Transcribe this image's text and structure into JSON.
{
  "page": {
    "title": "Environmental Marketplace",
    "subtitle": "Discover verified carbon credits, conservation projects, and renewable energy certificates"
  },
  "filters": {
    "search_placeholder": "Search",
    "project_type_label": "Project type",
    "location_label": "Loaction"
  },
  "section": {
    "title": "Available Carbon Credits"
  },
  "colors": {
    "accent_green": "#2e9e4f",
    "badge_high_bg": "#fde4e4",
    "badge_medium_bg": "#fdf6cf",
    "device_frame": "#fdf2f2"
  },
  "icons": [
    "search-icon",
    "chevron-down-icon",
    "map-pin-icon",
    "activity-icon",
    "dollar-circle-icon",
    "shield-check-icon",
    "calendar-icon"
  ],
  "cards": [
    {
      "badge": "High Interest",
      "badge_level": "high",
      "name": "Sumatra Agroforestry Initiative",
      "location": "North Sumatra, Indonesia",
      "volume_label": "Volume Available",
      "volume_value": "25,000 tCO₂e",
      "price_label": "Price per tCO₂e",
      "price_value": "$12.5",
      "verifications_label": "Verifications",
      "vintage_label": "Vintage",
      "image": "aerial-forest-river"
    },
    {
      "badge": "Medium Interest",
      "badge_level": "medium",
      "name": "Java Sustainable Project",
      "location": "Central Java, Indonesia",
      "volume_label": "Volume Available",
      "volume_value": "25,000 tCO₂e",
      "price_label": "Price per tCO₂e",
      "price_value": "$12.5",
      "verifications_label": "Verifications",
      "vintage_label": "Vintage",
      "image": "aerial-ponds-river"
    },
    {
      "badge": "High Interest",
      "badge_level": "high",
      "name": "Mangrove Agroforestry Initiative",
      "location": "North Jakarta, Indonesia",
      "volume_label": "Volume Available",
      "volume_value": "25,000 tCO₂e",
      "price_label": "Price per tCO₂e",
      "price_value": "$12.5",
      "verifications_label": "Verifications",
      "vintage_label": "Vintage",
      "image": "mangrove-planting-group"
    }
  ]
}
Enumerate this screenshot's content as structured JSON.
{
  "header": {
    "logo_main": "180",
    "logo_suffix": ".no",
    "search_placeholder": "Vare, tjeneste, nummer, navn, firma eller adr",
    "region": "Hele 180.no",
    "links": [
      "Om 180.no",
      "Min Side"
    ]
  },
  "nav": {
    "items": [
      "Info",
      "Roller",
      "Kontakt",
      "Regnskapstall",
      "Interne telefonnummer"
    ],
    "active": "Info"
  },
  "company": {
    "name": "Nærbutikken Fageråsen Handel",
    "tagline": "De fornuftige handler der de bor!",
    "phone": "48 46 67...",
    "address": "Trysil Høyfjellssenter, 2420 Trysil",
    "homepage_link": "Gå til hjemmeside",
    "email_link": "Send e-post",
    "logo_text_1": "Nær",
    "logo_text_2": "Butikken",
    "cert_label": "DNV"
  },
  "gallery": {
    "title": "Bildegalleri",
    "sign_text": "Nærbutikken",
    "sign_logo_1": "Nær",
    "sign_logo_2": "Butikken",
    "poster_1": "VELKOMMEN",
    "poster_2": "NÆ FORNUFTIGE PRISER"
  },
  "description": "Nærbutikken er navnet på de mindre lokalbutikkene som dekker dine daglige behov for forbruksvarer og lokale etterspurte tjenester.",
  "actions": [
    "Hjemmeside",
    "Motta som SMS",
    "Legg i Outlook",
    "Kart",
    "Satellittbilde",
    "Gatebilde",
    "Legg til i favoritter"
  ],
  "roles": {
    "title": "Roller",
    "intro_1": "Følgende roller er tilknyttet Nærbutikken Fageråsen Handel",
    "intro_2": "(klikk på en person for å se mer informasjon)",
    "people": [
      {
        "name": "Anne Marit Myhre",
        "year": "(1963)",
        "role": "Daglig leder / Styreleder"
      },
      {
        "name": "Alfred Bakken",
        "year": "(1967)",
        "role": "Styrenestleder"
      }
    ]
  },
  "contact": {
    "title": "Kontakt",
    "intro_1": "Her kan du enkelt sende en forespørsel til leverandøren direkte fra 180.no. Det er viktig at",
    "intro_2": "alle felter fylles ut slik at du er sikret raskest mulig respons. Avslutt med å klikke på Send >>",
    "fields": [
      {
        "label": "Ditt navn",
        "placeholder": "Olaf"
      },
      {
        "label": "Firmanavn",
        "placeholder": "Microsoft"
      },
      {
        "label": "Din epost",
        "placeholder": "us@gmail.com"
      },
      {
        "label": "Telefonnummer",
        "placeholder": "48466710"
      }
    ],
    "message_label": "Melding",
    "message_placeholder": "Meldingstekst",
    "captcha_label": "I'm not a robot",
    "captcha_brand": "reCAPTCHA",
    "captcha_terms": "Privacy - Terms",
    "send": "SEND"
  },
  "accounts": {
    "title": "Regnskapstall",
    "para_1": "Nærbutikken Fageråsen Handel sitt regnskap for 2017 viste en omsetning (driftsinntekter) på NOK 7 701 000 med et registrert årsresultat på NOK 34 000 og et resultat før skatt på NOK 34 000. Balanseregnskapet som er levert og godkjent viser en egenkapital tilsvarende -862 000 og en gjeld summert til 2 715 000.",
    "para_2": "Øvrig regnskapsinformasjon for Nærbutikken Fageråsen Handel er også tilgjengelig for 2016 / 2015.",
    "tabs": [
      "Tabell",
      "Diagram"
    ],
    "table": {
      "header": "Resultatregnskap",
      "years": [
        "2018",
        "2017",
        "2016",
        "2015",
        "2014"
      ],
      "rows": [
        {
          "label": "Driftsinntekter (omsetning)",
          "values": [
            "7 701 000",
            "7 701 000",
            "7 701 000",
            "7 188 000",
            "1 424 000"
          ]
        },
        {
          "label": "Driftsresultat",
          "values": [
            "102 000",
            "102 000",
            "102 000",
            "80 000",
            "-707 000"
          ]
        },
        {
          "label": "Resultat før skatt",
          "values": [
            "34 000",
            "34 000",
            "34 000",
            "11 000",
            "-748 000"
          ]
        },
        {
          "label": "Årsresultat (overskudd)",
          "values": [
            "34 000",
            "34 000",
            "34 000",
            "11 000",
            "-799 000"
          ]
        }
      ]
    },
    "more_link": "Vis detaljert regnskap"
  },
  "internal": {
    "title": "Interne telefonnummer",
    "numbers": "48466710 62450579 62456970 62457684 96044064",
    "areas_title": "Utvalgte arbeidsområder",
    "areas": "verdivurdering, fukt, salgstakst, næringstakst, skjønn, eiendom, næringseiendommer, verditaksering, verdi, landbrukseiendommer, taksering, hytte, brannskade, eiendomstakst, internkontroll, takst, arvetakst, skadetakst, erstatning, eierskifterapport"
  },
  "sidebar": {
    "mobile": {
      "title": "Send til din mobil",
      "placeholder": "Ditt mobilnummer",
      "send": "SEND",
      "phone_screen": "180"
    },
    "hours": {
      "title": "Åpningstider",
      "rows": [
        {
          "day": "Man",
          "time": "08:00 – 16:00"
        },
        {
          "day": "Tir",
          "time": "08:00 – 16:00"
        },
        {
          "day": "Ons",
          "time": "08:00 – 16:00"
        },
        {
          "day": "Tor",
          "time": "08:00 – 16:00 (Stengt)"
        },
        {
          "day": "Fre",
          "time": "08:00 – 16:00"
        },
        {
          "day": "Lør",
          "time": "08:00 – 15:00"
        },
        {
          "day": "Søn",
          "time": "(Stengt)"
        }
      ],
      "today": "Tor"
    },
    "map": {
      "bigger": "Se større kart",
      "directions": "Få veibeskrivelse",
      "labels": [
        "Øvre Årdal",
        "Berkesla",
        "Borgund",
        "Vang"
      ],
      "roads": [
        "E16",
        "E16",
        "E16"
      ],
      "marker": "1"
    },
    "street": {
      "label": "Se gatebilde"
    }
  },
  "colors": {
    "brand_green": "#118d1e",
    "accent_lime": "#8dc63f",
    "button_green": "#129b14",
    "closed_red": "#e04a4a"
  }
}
• • • • •
- WHAT THIS TASK INVOLVES: Working from the material above, state how many lines contain "aerial"; give only the number.

- SOLUTION: 2